▸ **Provided text**:
--- --- ---

Actually, a well received question seems to have roughly twice the chances of being downvoted early than a randomly picked one. But this may be just the predictable effect of being interesting — attract both upvotes and downvotes.


Now, we cannot ignore HNQs.

As Jeff Schaller noted, it is uncommon for questions on U&L to quickly receive a high number of votes (where "quickly" refers to the first day and "high number" may be 5, just to arbitrarily set a bar).
Unfortunately, knowing if a question has ever been on the "Hot Network Questions" list has become possible only recently, as announced on Meta Stack Exchange on March 11. An event is now added to a question's timeline and edit history when it appears on the HNQ list for the first time.

However, some voluntary projects allow us to know what has been HNQ on some specific time intervals. This answer to How to determine if a question has ever been a “hot network question”? on Meta Stack Exchange mentions a chat room that lists all the questions that have been picked as HNQ since 2019-02-28.

--- --- ---

▸ **Task list**:
• A. Copy the rows word for word, from the first row through the line containing "x-tick-label: Apr 2021 — [227, 296, 259, 336]", both included.
• B. Continue the passage about Hot Network Questions and early votes from the point where it stops.
The passage and the rows that follow it are unrelated material.

--- --- ---

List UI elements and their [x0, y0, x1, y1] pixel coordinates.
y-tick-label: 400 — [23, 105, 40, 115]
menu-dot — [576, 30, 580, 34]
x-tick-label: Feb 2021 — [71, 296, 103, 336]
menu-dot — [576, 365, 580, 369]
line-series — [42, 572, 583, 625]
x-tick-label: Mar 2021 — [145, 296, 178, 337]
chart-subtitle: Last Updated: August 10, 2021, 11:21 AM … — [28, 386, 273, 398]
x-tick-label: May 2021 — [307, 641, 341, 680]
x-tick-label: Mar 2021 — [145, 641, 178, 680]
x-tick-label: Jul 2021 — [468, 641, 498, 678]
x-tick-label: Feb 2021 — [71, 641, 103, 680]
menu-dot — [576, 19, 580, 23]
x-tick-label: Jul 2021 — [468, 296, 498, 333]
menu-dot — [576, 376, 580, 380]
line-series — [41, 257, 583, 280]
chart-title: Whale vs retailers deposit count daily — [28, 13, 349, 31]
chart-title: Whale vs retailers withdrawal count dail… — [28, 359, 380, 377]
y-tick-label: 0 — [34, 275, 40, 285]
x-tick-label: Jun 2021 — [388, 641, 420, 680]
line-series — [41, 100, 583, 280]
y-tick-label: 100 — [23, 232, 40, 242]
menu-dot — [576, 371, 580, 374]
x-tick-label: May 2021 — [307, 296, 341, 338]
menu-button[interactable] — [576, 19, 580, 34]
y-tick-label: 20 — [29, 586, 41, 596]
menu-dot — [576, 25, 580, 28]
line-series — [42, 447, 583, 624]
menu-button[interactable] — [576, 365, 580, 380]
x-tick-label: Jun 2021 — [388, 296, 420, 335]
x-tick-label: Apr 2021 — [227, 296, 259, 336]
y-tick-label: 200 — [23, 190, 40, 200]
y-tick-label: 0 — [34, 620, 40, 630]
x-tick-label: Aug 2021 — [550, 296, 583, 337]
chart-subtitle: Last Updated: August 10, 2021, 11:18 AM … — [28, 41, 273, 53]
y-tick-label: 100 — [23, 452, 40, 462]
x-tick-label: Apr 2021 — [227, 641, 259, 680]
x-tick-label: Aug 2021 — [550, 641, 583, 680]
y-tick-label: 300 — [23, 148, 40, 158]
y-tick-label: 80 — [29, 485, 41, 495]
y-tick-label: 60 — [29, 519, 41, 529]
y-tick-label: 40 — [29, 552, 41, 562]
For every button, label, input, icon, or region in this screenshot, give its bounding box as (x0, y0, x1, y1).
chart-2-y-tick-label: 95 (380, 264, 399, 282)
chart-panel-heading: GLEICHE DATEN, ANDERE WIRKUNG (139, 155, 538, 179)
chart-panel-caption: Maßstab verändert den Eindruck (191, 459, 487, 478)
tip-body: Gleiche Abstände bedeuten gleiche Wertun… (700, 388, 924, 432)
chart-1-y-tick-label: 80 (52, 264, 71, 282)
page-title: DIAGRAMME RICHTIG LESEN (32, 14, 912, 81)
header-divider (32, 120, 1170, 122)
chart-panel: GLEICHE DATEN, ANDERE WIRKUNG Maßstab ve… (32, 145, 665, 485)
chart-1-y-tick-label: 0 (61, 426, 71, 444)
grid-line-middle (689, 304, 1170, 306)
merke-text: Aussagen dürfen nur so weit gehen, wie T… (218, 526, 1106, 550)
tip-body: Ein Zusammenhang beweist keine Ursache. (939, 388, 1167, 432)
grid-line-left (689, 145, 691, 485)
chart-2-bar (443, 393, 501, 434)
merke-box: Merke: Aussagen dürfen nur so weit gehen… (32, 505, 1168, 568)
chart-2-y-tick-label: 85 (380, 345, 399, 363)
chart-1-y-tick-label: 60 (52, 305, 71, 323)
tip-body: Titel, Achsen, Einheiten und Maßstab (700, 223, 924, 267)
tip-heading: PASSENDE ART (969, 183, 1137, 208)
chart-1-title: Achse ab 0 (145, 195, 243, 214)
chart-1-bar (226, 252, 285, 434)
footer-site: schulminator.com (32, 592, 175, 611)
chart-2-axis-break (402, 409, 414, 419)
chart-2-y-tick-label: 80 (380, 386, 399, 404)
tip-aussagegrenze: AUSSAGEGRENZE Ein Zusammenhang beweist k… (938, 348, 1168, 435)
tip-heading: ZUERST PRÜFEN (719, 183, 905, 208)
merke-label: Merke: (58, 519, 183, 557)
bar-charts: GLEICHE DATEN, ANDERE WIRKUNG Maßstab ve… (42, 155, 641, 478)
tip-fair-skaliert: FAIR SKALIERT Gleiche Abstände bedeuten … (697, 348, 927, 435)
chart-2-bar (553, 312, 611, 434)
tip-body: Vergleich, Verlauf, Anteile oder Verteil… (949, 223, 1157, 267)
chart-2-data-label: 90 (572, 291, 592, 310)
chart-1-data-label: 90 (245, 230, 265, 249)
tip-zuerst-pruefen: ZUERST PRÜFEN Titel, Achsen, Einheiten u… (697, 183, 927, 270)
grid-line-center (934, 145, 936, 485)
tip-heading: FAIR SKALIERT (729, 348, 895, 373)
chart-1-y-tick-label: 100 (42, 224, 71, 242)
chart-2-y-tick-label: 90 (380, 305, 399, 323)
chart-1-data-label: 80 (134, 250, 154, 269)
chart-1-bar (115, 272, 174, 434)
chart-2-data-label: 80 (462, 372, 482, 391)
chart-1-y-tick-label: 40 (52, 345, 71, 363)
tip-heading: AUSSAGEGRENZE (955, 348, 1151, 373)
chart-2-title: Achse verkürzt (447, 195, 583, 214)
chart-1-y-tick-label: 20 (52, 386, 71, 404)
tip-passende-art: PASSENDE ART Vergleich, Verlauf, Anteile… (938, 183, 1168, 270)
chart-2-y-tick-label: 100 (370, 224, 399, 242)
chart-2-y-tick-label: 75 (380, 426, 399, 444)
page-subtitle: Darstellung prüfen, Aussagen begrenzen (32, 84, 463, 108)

--- --- ---

▸ **The results**:
• A.
List UI elements and their [x0, y0, x1, y1] pixel coordinates.
y-tick-label: 400 — [23, 105, 40, 115]
menu-dot — [576, 30, 580, 34]
x-tick-label: Feb 2021 — [71, 296, 103, 336]
menu-dot — [576, 365, 580, 369]
line-series — [42, 572, 583, 625]
x-tick-label: Mar 2021 — [145, 296, 178, 337]
chart-subtitle: Last Updated: August 10, 2021, 11:21 AM … — [28, 386, 273, 398]
x-tick-label: May 2021 — [307, 641, 341, 680]
x-tick-label: Mar 2021 — [145, 641, 178, 680]
x-tick-label: Jul 2021 — [468, 641, 498, 678]
x-tick-label: Feb 2021 — [71, 641, 103, 680]
menu-dot — [576, 19, 580, 23]
x-tick-label: Jul 2021 — [468, 296, 498, 333]
menu-dot — [576, 376, 580, 380]
line-series — [41, 257, 583, 280]
chart-title: Whale vs retailers deposit count daily — [28, 13, 349, 31]
chart-title: Whale vs retailers withdrawal count dail… — [28, 359, 380, 377]
y-tick-label: 0 — [34, 275, 40, 285]
x-tick-label: Jun 2021 — [388, 641, 420, 680]
line-series — [41, 100, 583, 280]
y-tick-label: 100 — [23, 232, 40, 242]
menu-dot — [576, 371, 580, 374]
x-tick-label: May 2021 — [307, 296, 341, 338]
menu-button[interactable] — [576, 19, 580, 34]
y-tick-label: 20 — [29, 586, 41, 596]
menu-dot — [576, 25, 580, 28]
line-series — [42, 447, 583, 624]
menu-button[interactable] — [576, 365, 580, 380]
x-tick-label: Jun 2021 — [388, 296, 420, 335]
x-tick-label: Apr 2021 — [227, 296, 259, 336]

• B.
Considering the net score of questions on their first day (list retrieved with this SEDE query on 2019-03-15) and searching for them with that chat room's built-in search tool, it turns out that to date 71% (32 out of 45) of those that scored at least 5 have been HNQ (and 75% (15 out of 20) of those that scored at least 10, 77% (10 out of 13) of those that scored at least 15)1.

1Note that, as stated in the linked post, the question list is probably incomplete and thus we may have some false negatives.


Putting it all together, the most likely answer I can come up with is: we are seeing a relatively small number of likely ordinary questions which get exposed in an uncommon way through the HNQ list and, therefore, have odds of receiving at least one downvote that are higher than, but comparable to, the odds of being downvoted of the average question.
I know this is not much exciting, but...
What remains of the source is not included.